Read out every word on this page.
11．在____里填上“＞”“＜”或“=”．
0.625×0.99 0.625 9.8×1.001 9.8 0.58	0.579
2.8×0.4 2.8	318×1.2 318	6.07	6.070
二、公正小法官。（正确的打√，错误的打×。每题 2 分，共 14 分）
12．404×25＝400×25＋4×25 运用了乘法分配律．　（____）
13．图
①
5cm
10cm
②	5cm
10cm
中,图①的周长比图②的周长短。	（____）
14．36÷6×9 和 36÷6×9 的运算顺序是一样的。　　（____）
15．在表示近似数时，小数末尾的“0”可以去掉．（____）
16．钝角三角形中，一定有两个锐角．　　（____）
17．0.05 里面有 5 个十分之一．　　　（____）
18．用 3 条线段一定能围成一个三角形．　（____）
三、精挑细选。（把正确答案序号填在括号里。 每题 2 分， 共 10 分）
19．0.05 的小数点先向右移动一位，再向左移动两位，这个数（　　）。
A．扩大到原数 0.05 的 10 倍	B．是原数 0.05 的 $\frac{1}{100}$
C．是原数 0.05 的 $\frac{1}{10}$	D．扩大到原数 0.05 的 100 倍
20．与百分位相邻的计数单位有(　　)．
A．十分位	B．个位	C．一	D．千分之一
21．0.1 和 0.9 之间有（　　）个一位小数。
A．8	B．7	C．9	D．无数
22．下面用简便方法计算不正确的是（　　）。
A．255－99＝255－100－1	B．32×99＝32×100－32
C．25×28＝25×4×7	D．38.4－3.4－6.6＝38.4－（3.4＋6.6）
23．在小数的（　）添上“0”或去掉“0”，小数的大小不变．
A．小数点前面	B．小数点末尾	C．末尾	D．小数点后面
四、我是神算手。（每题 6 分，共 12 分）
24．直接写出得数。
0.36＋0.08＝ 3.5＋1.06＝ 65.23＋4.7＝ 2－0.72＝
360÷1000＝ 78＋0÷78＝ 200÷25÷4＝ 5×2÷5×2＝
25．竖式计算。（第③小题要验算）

[THE REQUEST]
Repeat the records above exactly, leaving none out.

[WRITTEN RESPONSE]
Read out every word on this page.
11．在____里填上“＞”“＜”或“=”．
0.625×0.99 0.625 9.8×1.001 9.8 0.58	0.579
2.8×0.4 2.8	318×1.2 318	6.07	6.070
二、公正小法官。（正确的打√，错误的打×。每题 2 分，共 14 分）
12．404×25＝400×25＋4×25 运用了乘法分配律．　（____）
13．图
①
5cm
10cm
②	5cm
10cm
中,图①的周长比图②的周长短。	（____）
14．36÷6×9 和 36÷6×9 的运算顺序是一样的。　　（____）
15．在表示近似数时，小数末尾的“0”可以去掉．（____）
16．钝角三角形中，一定有两个锐角．　　（____）
17．0.05 里面有 5 个十分之一．　　　（____）
18．用 3 条线段一定能围成一个三角形．　（____）
三、精挑细选。（把正确答案序号填在括号里。 每题 2 分， 共 10 分）
19．0.05 的小数点先向右移动一位，再向左移动两位，这个数（　　）。
A．扩大到原数 0.05 的 10 倍	B．是原数 0.05 的 $\frac{1}{100}$
C．是原数 0.05 的 $\frac{1}{10}$	D．扩大到原数 0.05 的 100 倍
20．与百分位相邻的计数单位有(　　)．
A．十分位	B．个位	C．一	D．千分之一
21．0.1 和 0.9 之间有（　　）个一位小数。
A．8	B．7	C．9	D．无数
22．下面用简便方法计算不正确的是（　　）。
A．255－99＝255－100－1	B．32×99＝32×100－32
C．25×28＝25×4×7	D．38.4－3.4－6.6＝38.4－（3.4＋6.6）
23．在小数的（　）添上“0”或去掉“0”，小数的大小不变．
A．小数点前面	B．小数点末尾	C．末尾	D．小数点后面
四、我是神算手。（每题 6 分，共 12 分）
24．直接写出得数。
0.36＋0.08＝ 3.5＋1.06＝ 65.23＋4.7＝ 2－0.72＝
360÷1000＝ 78＋0÷78＝ 200÷25÷4＝ 5×2÷5×2＝
25．竖式计算。（第③小题要验算）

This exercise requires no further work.